begin Input for this task

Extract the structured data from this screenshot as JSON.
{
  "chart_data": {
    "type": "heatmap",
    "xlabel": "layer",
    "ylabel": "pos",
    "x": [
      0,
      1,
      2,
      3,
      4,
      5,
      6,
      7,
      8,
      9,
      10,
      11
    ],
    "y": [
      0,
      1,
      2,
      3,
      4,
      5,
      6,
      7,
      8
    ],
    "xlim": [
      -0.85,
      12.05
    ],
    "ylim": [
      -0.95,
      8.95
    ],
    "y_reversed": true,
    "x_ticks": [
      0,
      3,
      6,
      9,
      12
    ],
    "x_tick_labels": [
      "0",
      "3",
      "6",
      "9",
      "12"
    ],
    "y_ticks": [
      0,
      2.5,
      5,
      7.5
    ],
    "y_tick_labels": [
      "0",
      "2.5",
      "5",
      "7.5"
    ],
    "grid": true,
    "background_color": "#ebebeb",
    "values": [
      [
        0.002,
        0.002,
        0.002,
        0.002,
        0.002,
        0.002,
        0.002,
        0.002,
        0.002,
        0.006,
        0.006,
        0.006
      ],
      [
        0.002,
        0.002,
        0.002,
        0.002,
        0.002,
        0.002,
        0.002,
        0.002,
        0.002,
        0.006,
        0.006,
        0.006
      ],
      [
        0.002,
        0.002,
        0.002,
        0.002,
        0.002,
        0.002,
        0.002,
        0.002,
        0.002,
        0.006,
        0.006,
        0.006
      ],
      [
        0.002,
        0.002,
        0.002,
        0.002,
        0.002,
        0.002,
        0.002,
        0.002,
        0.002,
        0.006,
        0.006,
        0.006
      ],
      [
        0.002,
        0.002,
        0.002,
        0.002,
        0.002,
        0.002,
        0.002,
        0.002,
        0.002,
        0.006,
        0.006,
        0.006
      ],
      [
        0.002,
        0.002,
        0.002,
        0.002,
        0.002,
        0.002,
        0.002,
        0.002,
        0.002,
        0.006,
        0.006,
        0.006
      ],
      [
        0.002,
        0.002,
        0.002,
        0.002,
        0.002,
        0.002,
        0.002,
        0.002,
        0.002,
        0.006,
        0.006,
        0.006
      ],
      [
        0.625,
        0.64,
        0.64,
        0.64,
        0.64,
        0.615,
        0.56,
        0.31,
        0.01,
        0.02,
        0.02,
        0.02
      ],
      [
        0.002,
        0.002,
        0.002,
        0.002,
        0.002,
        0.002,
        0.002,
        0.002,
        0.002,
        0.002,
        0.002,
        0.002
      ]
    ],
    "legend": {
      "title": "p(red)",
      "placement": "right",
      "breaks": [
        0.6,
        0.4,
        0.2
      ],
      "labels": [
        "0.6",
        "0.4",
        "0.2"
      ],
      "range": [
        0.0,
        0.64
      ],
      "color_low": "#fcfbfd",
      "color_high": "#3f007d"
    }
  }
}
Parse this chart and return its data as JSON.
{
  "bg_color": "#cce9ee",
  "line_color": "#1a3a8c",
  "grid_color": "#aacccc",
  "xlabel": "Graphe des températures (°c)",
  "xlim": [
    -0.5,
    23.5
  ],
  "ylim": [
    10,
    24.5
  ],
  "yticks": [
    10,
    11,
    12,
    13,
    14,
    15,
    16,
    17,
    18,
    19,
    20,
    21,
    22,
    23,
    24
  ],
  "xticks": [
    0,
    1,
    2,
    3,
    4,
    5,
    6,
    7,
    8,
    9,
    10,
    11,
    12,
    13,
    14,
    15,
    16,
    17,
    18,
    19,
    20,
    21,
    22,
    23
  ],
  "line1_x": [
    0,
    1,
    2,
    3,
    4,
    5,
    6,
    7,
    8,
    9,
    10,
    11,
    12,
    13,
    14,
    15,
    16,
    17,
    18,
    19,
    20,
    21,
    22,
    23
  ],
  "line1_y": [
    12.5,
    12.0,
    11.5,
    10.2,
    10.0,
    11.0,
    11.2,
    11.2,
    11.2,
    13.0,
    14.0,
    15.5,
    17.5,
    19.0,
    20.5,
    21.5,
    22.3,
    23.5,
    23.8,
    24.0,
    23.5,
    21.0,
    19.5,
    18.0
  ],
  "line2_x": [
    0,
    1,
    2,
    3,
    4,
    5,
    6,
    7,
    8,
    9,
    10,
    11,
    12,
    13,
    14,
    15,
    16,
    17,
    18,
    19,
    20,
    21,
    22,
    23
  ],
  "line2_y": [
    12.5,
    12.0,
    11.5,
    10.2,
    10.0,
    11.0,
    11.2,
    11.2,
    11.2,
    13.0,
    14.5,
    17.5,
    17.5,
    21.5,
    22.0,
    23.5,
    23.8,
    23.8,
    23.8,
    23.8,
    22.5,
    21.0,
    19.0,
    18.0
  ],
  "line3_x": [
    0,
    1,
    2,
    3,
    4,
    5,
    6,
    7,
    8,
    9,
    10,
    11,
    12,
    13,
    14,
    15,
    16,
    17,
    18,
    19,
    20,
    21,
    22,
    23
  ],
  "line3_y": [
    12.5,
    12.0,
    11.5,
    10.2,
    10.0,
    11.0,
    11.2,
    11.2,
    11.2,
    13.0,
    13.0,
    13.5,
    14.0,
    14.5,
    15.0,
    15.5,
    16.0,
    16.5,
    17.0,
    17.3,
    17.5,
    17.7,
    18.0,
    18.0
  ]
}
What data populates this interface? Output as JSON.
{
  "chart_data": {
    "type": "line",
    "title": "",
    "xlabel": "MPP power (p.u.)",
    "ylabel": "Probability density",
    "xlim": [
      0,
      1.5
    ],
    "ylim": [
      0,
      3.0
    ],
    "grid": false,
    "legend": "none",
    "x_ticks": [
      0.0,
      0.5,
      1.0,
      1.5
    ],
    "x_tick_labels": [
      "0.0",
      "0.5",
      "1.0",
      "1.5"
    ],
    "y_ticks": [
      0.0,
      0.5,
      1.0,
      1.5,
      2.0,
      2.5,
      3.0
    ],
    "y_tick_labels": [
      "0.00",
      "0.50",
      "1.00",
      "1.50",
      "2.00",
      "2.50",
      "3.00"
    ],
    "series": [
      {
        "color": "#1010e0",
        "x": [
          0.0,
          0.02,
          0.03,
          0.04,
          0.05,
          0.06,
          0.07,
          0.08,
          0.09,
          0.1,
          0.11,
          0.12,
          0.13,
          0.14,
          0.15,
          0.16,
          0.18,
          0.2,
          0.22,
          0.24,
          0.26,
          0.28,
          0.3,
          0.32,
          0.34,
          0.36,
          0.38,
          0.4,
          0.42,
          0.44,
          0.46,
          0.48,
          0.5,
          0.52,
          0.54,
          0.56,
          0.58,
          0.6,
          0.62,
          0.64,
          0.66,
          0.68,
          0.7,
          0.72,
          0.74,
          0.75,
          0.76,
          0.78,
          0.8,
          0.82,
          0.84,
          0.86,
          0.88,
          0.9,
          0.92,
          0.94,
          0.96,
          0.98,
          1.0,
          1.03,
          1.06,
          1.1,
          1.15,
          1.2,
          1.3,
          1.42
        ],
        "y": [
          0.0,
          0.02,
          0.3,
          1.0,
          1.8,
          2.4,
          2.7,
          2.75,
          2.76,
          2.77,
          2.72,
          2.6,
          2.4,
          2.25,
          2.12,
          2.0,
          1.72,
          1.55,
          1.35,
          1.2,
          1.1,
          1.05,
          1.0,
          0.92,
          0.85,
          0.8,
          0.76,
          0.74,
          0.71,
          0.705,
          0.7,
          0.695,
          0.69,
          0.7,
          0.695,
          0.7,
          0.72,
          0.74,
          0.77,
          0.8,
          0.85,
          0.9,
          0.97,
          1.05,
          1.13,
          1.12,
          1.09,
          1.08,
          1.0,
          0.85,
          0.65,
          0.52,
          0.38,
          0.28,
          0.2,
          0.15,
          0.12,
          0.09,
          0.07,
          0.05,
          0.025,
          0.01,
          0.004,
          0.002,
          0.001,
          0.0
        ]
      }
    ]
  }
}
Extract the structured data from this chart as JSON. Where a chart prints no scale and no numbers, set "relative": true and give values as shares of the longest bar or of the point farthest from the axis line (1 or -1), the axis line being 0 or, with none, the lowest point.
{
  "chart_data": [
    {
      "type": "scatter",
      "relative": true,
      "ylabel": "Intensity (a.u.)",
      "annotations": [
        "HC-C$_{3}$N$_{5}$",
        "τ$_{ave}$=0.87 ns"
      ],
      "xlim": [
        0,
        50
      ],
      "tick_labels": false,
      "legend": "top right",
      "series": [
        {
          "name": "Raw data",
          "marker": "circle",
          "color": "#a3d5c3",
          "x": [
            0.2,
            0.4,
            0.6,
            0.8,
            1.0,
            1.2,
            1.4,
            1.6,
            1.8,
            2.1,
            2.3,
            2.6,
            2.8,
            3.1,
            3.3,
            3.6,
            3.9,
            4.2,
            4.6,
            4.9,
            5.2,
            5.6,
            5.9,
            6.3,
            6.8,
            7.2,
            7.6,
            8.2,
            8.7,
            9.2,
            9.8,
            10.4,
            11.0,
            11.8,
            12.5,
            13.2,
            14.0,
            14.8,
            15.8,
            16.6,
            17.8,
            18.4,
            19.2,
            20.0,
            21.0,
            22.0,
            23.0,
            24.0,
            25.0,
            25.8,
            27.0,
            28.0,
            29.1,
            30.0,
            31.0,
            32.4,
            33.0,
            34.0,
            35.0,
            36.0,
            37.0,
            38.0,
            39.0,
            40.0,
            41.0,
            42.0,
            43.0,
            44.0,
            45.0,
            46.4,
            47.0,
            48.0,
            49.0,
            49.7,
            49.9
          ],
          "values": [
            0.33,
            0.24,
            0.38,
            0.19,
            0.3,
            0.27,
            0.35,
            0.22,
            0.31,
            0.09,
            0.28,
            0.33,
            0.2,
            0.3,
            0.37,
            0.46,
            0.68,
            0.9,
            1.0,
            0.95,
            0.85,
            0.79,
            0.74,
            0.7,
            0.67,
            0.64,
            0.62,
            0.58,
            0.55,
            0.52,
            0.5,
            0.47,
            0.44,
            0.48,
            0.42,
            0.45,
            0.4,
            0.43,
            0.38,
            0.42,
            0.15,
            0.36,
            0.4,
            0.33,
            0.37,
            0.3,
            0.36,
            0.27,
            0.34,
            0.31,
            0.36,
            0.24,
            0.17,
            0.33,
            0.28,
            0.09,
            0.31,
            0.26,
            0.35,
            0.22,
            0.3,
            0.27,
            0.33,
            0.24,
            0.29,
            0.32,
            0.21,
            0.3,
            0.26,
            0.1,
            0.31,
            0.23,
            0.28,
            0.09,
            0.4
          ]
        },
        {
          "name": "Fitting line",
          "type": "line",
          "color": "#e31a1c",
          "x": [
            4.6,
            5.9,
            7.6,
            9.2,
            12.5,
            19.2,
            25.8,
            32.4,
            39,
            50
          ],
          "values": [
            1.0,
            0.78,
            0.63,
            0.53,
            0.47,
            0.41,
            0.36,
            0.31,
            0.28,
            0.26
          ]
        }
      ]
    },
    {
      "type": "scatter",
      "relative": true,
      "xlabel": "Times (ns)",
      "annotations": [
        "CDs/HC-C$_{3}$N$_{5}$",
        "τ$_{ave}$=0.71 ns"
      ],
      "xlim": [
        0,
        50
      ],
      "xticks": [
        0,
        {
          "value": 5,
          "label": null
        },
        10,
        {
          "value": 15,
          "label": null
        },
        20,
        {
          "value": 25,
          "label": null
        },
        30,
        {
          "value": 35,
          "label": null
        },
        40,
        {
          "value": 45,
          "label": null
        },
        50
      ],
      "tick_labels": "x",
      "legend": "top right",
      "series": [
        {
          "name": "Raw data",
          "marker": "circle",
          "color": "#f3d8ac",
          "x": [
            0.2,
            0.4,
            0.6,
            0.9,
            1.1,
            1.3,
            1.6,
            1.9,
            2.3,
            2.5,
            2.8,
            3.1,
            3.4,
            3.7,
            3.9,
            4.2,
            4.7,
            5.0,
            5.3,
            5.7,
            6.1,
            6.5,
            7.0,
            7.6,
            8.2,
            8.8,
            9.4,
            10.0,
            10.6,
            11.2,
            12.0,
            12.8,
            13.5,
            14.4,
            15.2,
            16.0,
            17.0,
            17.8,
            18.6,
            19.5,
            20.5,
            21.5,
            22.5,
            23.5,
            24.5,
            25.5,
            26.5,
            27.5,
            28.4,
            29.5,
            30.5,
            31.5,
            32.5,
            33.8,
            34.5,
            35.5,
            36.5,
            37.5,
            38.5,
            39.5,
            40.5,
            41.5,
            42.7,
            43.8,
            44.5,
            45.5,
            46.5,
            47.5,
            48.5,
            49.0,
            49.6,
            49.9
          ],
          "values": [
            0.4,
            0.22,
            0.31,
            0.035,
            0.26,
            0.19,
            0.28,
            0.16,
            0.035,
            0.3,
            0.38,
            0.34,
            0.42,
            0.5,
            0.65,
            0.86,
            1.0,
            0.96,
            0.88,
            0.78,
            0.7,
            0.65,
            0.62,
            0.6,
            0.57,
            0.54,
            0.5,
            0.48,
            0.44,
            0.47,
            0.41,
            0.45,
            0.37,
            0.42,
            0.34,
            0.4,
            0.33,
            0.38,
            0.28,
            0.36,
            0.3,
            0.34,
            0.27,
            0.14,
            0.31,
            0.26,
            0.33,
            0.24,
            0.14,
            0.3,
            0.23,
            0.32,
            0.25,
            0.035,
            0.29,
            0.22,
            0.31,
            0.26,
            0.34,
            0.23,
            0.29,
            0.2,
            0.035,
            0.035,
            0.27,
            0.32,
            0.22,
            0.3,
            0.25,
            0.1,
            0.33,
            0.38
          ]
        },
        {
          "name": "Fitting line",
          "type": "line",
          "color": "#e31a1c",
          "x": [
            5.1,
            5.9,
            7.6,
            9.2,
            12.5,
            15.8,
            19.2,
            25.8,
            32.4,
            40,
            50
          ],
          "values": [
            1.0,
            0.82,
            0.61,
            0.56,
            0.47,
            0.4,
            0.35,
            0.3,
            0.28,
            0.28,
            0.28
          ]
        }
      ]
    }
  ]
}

end Input for this task

Instruction
Show every line from the entries above in which the word "xlabel" appears.

Written reply
    "xlabel": "layer",
  "xlabel": "Graphe des températures (°c)",
    "xlabel": "MPP power (p.u.)",
      "xlabel": "Times (ns)",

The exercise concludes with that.